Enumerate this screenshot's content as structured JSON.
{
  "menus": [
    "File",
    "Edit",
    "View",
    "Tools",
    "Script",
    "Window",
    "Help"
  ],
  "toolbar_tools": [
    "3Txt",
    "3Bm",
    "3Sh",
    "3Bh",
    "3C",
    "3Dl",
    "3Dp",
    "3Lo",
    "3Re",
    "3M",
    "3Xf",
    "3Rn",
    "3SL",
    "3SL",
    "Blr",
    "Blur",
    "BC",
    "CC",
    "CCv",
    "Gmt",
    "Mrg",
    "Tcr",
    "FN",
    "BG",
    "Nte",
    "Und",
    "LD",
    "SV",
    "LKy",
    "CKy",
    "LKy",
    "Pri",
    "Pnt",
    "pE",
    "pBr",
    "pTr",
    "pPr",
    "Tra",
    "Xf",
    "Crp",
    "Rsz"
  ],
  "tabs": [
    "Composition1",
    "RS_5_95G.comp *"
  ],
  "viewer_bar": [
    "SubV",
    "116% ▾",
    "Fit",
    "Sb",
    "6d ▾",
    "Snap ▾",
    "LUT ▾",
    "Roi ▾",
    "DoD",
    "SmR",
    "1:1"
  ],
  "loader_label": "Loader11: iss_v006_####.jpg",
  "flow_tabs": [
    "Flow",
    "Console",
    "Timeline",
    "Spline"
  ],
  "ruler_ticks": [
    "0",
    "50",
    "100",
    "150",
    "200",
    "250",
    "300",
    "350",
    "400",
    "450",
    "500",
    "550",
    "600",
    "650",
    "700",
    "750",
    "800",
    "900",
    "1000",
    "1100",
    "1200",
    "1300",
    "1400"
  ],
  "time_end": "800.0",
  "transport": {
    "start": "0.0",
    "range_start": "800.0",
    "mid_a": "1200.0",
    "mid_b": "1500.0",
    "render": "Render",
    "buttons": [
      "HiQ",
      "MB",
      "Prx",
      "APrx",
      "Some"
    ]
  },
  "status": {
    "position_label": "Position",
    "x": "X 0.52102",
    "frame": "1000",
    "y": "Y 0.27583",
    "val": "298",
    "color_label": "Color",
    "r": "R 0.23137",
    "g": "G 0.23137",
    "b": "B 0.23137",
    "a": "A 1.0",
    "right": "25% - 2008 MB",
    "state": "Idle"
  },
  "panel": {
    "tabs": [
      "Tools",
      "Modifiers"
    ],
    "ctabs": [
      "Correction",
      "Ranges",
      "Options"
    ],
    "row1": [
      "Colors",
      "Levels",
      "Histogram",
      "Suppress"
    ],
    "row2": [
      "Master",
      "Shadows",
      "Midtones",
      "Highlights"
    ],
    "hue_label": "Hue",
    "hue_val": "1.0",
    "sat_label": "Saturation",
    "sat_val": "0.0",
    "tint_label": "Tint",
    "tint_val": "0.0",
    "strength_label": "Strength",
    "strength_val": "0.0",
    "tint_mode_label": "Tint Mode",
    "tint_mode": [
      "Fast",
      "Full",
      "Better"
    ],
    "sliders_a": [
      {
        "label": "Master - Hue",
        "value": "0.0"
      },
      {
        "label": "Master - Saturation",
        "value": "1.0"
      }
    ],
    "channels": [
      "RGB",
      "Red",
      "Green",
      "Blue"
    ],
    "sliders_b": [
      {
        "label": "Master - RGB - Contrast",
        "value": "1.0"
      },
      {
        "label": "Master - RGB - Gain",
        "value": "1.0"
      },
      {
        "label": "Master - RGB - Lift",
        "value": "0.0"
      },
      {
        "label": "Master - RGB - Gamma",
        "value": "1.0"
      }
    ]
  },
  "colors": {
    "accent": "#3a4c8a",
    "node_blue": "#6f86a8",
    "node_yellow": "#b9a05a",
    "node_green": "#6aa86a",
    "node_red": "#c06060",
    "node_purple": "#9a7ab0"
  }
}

* [Exercise aim]
Can you restate every record above word for word?

* [Final result]
Enumerate this screenshot's content as structured JSON.
{
  "menus": [
    "File",
    "Edit",
    "View",
    "Tools",
    "Script",
    "Window",
    "Help"
  ],
  "toolbar_tools": [
    "3Txt",
    "3Bm",
    "3Sh",
    "3Bh",
    "3C",
    "3Dl",
    "3Dp",
    "3Lo",
    "3Re",
    "3M",
    "3Xf",
    "3Rn",
    "3SL",
    "3SL",
    "Blr",
    "Blur",
    "BC",
    "CC",
    "CCv",
    "Gmt",
    "Mrg",
    "Tcr",
    "FN",
    "BG",
    "Nte",
    "Und",
    "LD",
    "SV",
    "LKy",
    "CKy",
    "LKy",
    "Pri",
    "Pnt",
    "pE",
    "pBr",
    "pTr",
    "pPr",
    "Tra",
    "Xf",
    "Crp",
    "Rsz"
  ],
  "tabs": [
    "Composition1",
    "RS_5_95G.comp *"
  ],
  "viewer_bar": [
    "SubV",
    "116% ▾",
    "Fit",
    "Sb",
    "6d ▾",
    "Snap ▾",
    "LUT ▾",
    "Roi ▾",
    "DoD",
    "SmR",
    "1:1"
  ],
  "loader_label": "Loader11: iss_v006_####.jpg",
  "flow_tabs": [
    "Flow",
    "Console",
    "Timeline",
    "Spline"
  ],
  "ruler_ticks": [
    "0",
    "50",
    "100",
    "150",
    "200",
    "250",
    "300",
    "350",
    "400",
    "450",
    "500",
    "550",
    "600",
    "650",
    "700",
    "750",
    "800",
    "900",
    "1000",
    "1100",
    "1200",
    "1300",
    "1400"
  ],
  "time_end": "800.0",
  "transport": {
    "start": "0.0",
    "range_start": "800.0",
    "mid_a": "1200.0",
    "mid_b": "1500.0",
    "render": "Render",
    "buttons": [
      "HiQ",
      "MB",
      "Prx",
      "APrx",
      "Some"
    ]
  },
  "status": {
    "position_label": "Position",
    "x": "X 0.52102",
    "frame": "1000",
    "y": "Y 0.27583",
    "val": "298",
    "color_label": "Color",
    "r": "R 0.23137",
    "g": "G 0.23137",
    "b": "B 0.23137",
    "a": "A 1.0",
    "right": "25% - 2008 MB",
    "state": "Idle"
  },
  "panel": {
    "tabs": [
      "Tools",
      "Modifiers"
    ],
    "ctabs": [
      "Correction",
      "Ranges",
      "Options"
    ],
    "row1": [
      "Colors",
      "Levels",
      "Histogram",
      "Suppress"
    ],
    "row2": [
      "Master",
      "Shadows",
      "Midtones",
      "Highlights"
    ],
    "hue_label": "Hue",
    "hue_val": "1.0",
    "sat_label": "Saturation",
    "sat_val": "0.0",
    "tint_label": "Tint",
    "tint_val": "0.0",
    "strength_label": "Strength",
    "strength_val": "0.0",
    "tint_mode_label": "Tint Mode",
    "tint_mode": [
      "Fast",
      "Full",
      "Better"
    ],
    "sliders_a": [
      {
        "label": "Master - Hue",
        "value": "0.0"
      },
      {
        "label": "Master - Saturation",
        "value": "1.0"
      }
    ],
    "channels": [
      "RGB",
      "Red",
      "Green",
      "Blue"
    ],
    "sliders_b": [
      {
        "label": "Master - RGB - Contrast",
        "value": "1.0"
      },
      {
        "label": "Master - RGB - Gain",
        "value": "1.0"
      },
      {
        "label": "Master - RGB - Lift",
        "value": "0.0"
      },
      {
        "label": "Master - RGB - Gamma",
        "value": "1.0"
      }
    ]
  },
  "colors": {
    "accent": "#3a4c8a",
    "node_blue": "#6f86a8",
    "node_yellow": "#b9a05a",
    "node_green": "#6aa86a",
    "node_red": "#c06060",
    "node_purple": "#9a7ab0"
  }
}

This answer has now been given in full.